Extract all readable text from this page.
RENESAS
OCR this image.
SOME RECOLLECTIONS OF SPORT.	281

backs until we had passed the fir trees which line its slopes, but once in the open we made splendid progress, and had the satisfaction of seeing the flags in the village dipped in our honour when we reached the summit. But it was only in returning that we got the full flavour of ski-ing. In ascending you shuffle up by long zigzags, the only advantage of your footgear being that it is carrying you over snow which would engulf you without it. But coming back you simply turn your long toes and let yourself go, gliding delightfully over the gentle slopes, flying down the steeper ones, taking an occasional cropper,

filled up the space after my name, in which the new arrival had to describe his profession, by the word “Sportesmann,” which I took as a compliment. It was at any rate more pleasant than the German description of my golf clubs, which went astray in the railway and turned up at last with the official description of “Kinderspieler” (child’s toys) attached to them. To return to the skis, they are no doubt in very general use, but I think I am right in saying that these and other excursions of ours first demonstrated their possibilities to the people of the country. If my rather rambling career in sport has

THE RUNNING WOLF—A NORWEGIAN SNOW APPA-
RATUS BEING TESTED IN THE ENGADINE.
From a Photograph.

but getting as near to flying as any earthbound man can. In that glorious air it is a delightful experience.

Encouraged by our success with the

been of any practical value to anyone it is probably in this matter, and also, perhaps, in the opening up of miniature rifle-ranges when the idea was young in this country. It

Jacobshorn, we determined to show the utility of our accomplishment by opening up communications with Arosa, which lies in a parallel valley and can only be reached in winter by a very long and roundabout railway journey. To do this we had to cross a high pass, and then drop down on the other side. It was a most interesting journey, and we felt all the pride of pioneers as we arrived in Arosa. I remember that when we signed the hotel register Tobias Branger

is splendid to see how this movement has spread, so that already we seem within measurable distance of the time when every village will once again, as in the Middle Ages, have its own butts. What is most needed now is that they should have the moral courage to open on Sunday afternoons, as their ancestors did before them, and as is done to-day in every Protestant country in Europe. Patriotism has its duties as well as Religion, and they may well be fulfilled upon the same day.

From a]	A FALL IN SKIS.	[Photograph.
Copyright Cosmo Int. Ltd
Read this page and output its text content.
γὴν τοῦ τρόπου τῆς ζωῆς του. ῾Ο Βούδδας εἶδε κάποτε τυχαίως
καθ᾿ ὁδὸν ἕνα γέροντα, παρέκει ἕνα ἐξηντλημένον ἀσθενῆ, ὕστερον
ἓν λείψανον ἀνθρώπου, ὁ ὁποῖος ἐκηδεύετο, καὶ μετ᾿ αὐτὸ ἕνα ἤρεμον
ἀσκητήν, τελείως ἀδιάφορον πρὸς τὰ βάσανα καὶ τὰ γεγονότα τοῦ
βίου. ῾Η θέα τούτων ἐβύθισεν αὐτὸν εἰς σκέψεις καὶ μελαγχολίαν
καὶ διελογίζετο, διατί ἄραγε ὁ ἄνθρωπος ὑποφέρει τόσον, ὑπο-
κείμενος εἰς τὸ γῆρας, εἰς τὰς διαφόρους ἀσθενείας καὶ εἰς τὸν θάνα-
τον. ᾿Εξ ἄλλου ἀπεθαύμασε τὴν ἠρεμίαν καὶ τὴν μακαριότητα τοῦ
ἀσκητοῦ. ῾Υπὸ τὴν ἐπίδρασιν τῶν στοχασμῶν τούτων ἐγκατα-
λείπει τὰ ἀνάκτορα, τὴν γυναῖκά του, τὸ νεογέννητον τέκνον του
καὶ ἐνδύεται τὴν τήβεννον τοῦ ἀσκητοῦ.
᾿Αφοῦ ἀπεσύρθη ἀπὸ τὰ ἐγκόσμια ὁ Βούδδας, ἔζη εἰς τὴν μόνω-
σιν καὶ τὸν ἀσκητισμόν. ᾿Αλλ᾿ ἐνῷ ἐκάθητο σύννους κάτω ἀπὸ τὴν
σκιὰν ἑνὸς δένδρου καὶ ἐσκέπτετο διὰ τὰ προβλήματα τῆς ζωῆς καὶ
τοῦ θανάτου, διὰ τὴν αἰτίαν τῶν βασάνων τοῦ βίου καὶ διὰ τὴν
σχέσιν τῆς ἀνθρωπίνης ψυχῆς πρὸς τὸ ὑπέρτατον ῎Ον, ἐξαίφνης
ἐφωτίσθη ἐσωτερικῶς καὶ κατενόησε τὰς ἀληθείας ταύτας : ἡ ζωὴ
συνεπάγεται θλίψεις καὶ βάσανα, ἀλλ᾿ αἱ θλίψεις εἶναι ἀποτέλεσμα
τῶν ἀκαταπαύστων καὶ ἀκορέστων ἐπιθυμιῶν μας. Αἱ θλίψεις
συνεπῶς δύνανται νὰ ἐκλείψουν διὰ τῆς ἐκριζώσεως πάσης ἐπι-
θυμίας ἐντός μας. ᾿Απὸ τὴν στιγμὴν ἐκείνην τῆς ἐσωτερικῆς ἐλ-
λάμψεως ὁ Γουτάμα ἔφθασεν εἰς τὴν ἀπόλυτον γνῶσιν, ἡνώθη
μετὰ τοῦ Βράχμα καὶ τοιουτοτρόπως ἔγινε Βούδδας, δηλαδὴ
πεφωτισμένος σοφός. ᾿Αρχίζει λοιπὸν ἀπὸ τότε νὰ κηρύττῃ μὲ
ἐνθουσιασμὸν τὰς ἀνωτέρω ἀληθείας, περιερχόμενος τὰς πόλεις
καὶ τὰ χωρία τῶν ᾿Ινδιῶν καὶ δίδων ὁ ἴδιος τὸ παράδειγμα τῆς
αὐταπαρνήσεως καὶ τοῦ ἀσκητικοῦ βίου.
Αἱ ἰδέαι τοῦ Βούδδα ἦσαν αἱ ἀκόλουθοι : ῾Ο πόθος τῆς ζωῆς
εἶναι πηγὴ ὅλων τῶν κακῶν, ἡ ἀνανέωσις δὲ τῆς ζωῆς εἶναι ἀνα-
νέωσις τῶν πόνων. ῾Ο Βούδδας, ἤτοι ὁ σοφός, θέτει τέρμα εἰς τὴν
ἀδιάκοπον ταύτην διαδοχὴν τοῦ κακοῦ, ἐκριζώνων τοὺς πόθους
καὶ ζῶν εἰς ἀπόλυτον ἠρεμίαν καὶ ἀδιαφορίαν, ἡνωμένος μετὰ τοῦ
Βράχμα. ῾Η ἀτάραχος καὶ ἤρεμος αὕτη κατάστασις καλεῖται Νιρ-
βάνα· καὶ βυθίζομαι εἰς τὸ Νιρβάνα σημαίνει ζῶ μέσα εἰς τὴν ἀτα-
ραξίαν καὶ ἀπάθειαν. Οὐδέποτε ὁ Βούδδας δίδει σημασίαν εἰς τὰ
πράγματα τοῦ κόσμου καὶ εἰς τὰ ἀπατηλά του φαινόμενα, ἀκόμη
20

▶ _Exercise goal_
Pull out each line containing the word "they" and copy it.

▶ _Worked solution_
filled up the space after my name, in which the new arrival had to describe his profession, by the word “Sportesmann,” which I took as a compliment. It was at any rate more pleasant than the German description of my golf clubs, which went astray in the railway and turned up at last with the official description of “Kinderspieler” (child’s toys) attached to them. To return to the skis, they are no doubt in very general use, but I think I am right in saying that these and other excursions of ours first demonstrated their possibilities to the people of the country. If my rather rambling career in sport has
is splendid to see how this movement has spread, so that already we seem within measurable distance of the time when every village will once again, as in the Middle Ages, have its own butts. What is most needed now is that they should have the moral courage to open on Sunday afternoons, as their ancestors did before them, and as is done to-day in every Protestant country in Europe. Patriotism has its duties as well as Religion, and they may well be fulfilled upon the same day.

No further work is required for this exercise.